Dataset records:
* * * *

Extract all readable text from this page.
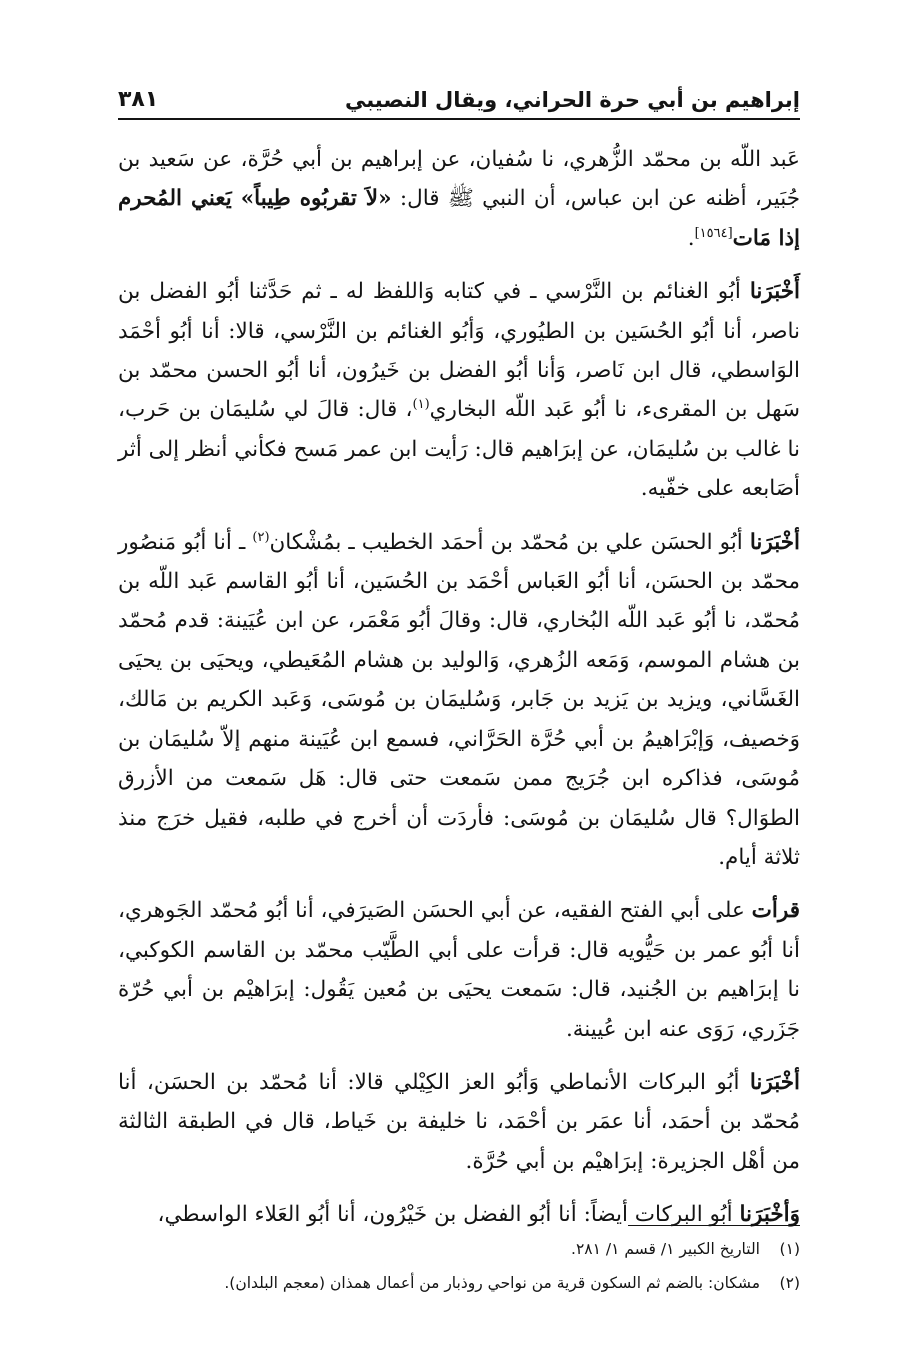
إبراهيم بن أبي حرة الحراني، ويقال النصيبي
٣٨١

عَبد اللّه بن محمّد الزُّهري، نا سُفيان، عن إبراهيم بن أبي حُرَّة، عن سَعيد بن جُبَير، أظنه عن ابن عباس، أن النبي ﷺ قال: «لاَ تقربُوه طِيباً» يَعني المُحرم إذا مَات[١٥٦٤].

أَخْبَرَنا أبُو الغنائم بن النَّرْسي ـ في كتابه وَاللفظ له ـ ثم حَدَّثنا أبُو الفضل بن ناصر، أنا أبُو الحُسَين بن الطيُوري، وَأبُو الغنائم بن النَّرْسي، قالا: أنا أبُو أحْمَد الوَاسطي، قال ابن نَاصر، وَأنا أبُو الفضل بن خَيرُون، أنا أبُو الحسن محمّد بن سَهل بن المقرىء، نا أبُو عَبد اللّه البخاري$^{(١)}$، قال: قالَ لي سُليمَان بن حَرب، نا غالب بن سُليمَان، عن إبرَاهيم قال: رَأيت ابن عمر مَسح فكأني أنظر إلى أثر أصَابعه على خفّيه.

أخْبَرَنا أبُو الحسَن علي بن مُحمّد بن أحمَد الخطيب ـ بمُشْكان$^{(٢)}$ ـ أنا أبُو مَنصُور محمّد بن الحسَن، أنا أبُو العَباس أحْمَد بن الحُسَين، أنا أبُو القاسم عَبد اللّه بن مُحمّد، نا أبُو عَبد اللّه البُخاري، قال: وقالَ أبُو مَعْمَر، عن ابن عُيَينة: قدم مُحمّد بن هشام الموسم، وَمَعه الزُهري، وَالوليد بن هشام المُعَيطي، ويحيَى بن يحيَى الغَسَّاني، ويزيد بن يَزيد بن جَابر، وَسُليمَان بن مُوسَى، وَعَبد الكريم بن مَالك، وَخصيف، وَإبْرَاهيمُ بن أبي حُرَّة الحَرَّاني، فسمع ابن عُيَينة منهم إلاّ سُليمَان بن مُوسَى، فذاكره ابن جُرَيج ممن سَمعت حتى قال: هَل سَمعت من الأزرق الطوَال؟ قال سُليمَان بن مُوسَى: فأردَت أن أخرج في طلبه، فقيل خرَج منذ ثلاثة أيام.

قرأت على أبي الفتح الفقيه، عن أبي الحسَن الصَيرَفي، أنا أبُو مُحمّد الجَوهري، أنا أبُو عمر بن حَيُّويه قال: قرأت على أبي الطَّيّب محمّد بن القاسم الكوكبي، نا إبرَاهيم بن الجُنيد، قال: سَمعت يحيَى بن مُعين يَقُول: إبرَاهيْم بن أبي حُرّة جَزَري، رَوَى عنه ابن عُيينة.

أخْبَرَنا أبُو البركات الأنماطي وَأبُو العز الكِيْلي قالا: أنا مُحمّد بن الحسَن، أنا مُحمّد بن أحمَد، أنا عمَر بن أحْمَد، نا خليفة بن خَياط، قال في الطبقة الثالثة من أهْل الجزيرة: إبرَاهيْم بن أبي حُرَّة.

وَأخْبَرَنا أبُو البركات أيضاً: أنا أبُو الفضل بن خَيْرُون، أنا أبُو العَلاء الواسطي،

(١)
التاريخ الكبير ١/ قسم ١/ ٢٨١.
(٢)
مشكان: بالضم ثم السكون قرية من نواحي روذبار من أعمال همذان (معجم البلدان).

* * * *

* Directive
The records above must be transcribed exactly. Pictures are left out of the copy.

* Response to this task
Extract all readable text from this page.
إبراهيم بن أبي حرة الحراني، ويقال النصيبي
٣٨١

عَبد اللّه بن محمّد الزُّهري، نا سُفيان، عن إبراهيم بن أبي حُرَّة، عن سَعيد بن جُبَير، أظنه عن ابن عباس، أن النبي ﷺ قال: «لاَ تقربُوه طِيباً» يَعني المُحرم إذا مَات[١٥٦٤].

أَخْبَرَنا أبُو الغنائم بن النَّرْسي ـ في كتابه وَاللفظ له ـ ثم حَدَّثنا أبُو الفضل بن ناصر، أنا أبُو الحُسَين بن الطيُوري، وَأبُو الغنائم بن النَّرْسي، قالا: أنا أبُو أحْمَد الوَاسطي، قال ابن نَاصر، وَأنا أبُو الفضل بن خَيرُون، أنا أبُو الحسن محمّد بن سَهل بن المقرىء، نا أبُو عَبد اللّه البخاري$^{(١)}$، قال: قالَ لي سُليمَان بن حَرب، نا غالب بن سُليمَان، عن إبرَاهيم قال: رَأيت ابن عمر مَسح فكأني أنظر إلى أثر أصَابعه على خفّيه.

أخْبَرَنا أبُو الحسَن علي بن مُحمّد بن أحمَد الخطيب ـ بمُشْكان$^{(٢)}$ ـ أنا أبُو مَنصُور محمّد بن الحسَن، أنا أبُو العَباس أحْمَد بن الحُسَين، أنا أبُو القاسم عَبد اللّه بن مُحمّد، نا أبُو عَبد اللّه البُخاري، قال: وقالَ أبُو مَعْمَر، عن ابن عُيَينة: قدم مُحمّد بن هشام الموسم، وَمَعه الزُهري، وَالوليد بن هشام المُعَيطي، ويحيَى بن يحيَى الغَسَّاني، ويزيد بن يَزيد بن جَابر، وَسُليمَان بن مُوسَى، وَعَبد الكريم بن مَالك، وَخصيف، وَإبْرَاهيمُ بن أبي حُرَّة الحَرَّاني، فسمع ابن عُيَينة منهم إلاّ سُليمَان بن مُوسَى، فذاكره ابن جُرَيج ممن سَمعت حتى قال: هَل سَمعت من الأزرق الطوَال؟ قال سُليمَان بن مُوسَى: فأردَت أن أخرج في طلبه، فقيل خرَج منذ ثلاثة أيام.

قرأت على أبي الفتح الفقيه، عن أبي الحسَن الصَيرَفي، أنا أبُو مُحمّد الجَوهري، أنا أبُو عمر بن حَيُّويه قال: قرأت على أبي الطَّيّب محمّد بن القاسم الكوكبي، نا إبرَاهيم بن الجُنيد، قال: سَمعت يحيَى بن مُعين يَقُول: إبرَاهيْم بن أبي حُرّة جَزَري، رَوَى عنه ابن عُيينة.

أخْبَرَنا أبُو البركات الأنماطي وَأبُو العز الكِيْلي قالا: أنا مُحمّد بن الحسَن، أنا مُحمّد بن أحمَد، أنا عمَر بن أحْمَد، نا خليفة بن خَياط، قال في الطبقة الثالثة من أهْل الجزيرة: إبرَاهيْم بن أبي حُرَّة.

وَأخْبَرَنا أبُو البركات أيضاً: أنا أبُو الفضل بن خَيْرُون، أنا أبُو العَلاء الواسطي،

(١)
التاريخ الكبير ١/ قسم ١/ ٢٨١.
(٢)
مشكان: بالضم ثم السكون قرية من نواحي روذبار من أعمال همذان (معجم البلدان).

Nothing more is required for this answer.